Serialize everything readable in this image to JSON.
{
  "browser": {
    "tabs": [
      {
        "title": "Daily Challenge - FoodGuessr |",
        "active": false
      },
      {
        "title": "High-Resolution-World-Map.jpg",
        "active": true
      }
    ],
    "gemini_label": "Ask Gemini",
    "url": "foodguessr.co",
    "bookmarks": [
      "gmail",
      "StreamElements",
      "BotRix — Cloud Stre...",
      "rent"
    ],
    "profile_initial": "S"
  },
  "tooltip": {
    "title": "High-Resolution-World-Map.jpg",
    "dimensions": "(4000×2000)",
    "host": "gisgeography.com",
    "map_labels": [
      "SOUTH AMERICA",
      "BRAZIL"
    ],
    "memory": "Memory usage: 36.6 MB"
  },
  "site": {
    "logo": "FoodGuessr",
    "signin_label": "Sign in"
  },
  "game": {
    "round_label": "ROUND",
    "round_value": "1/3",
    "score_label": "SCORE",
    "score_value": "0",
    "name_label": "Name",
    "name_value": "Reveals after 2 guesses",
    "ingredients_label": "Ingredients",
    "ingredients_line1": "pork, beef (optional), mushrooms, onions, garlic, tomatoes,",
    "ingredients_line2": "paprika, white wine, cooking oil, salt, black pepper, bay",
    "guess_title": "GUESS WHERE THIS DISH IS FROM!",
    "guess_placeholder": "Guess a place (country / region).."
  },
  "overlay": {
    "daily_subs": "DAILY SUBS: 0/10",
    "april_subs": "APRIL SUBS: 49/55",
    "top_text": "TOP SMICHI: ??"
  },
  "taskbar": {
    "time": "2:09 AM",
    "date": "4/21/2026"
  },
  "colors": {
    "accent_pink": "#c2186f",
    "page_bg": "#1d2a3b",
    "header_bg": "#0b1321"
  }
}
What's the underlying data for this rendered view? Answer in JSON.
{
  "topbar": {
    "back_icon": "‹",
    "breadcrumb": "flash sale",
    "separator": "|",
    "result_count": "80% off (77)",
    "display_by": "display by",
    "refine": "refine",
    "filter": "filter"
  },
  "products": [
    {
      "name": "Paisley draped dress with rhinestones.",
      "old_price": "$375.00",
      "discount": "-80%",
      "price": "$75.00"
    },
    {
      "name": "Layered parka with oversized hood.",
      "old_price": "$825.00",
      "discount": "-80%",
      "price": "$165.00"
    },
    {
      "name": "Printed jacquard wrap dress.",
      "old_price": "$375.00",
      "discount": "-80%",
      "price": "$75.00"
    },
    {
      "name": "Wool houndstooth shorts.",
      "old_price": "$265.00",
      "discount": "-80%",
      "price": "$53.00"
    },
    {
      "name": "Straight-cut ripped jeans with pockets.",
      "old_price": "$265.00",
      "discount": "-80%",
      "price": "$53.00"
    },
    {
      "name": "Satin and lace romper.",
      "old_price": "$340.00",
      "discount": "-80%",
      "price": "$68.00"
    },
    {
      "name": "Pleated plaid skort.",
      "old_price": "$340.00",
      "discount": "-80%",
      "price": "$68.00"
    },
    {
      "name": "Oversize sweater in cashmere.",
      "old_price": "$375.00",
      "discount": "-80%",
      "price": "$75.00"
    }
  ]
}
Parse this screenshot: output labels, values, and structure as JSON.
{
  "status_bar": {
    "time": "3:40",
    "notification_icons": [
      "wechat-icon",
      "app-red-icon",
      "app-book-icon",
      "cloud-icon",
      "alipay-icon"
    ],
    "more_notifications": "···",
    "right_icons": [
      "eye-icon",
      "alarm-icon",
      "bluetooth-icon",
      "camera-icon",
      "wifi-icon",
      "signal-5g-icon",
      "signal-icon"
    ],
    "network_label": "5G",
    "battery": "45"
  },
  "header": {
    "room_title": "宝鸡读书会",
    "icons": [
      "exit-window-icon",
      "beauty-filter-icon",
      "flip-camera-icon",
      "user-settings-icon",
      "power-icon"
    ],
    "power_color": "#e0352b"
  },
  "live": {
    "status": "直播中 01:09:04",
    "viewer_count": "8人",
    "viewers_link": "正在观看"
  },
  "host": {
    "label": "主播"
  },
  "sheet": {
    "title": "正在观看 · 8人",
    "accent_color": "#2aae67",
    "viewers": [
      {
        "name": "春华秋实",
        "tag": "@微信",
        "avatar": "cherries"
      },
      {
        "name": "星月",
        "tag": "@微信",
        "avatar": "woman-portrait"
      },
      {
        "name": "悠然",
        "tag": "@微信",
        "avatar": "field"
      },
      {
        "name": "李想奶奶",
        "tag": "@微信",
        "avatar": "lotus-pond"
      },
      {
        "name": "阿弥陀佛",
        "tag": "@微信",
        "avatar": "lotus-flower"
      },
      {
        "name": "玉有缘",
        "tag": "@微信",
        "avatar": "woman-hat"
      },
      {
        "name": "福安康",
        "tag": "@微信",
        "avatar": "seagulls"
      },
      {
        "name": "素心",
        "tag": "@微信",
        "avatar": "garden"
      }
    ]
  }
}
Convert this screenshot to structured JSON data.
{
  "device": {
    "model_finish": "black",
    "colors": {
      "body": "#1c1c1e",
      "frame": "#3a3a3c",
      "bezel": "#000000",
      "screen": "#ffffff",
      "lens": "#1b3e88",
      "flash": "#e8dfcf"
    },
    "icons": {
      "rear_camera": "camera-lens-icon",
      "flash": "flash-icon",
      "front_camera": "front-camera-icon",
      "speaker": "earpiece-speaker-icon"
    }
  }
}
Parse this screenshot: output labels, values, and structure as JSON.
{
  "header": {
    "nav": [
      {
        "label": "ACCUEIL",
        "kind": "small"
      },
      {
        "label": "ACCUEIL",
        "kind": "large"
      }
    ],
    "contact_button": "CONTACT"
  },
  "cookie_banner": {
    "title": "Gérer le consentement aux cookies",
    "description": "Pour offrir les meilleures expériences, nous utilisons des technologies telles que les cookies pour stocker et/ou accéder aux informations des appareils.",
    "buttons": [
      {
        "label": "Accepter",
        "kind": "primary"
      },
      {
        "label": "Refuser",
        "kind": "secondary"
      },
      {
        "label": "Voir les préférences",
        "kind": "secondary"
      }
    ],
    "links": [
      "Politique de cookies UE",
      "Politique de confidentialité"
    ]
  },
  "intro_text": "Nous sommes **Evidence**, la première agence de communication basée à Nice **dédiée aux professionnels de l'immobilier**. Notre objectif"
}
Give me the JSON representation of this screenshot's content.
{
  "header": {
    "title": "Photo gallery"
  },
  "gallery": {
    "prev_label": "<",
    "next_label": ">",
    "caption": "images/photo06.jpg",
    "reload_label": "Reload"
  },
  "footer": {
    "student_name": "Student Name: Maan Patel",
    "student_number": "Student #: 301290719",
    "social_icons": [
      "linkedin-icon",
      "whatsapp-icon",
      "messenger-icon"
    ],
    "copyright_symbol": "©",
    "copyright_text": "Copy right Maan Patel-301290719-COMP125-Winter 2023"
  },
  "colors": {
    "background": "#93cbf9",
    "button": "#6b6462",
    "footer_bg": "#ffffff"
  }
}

○ ○ ○ ○

__REQUIREMENTS__:
Reply with nothing except the number of lines in the listing above that include the string "kind".

__EXERCISE ANSWER__:
5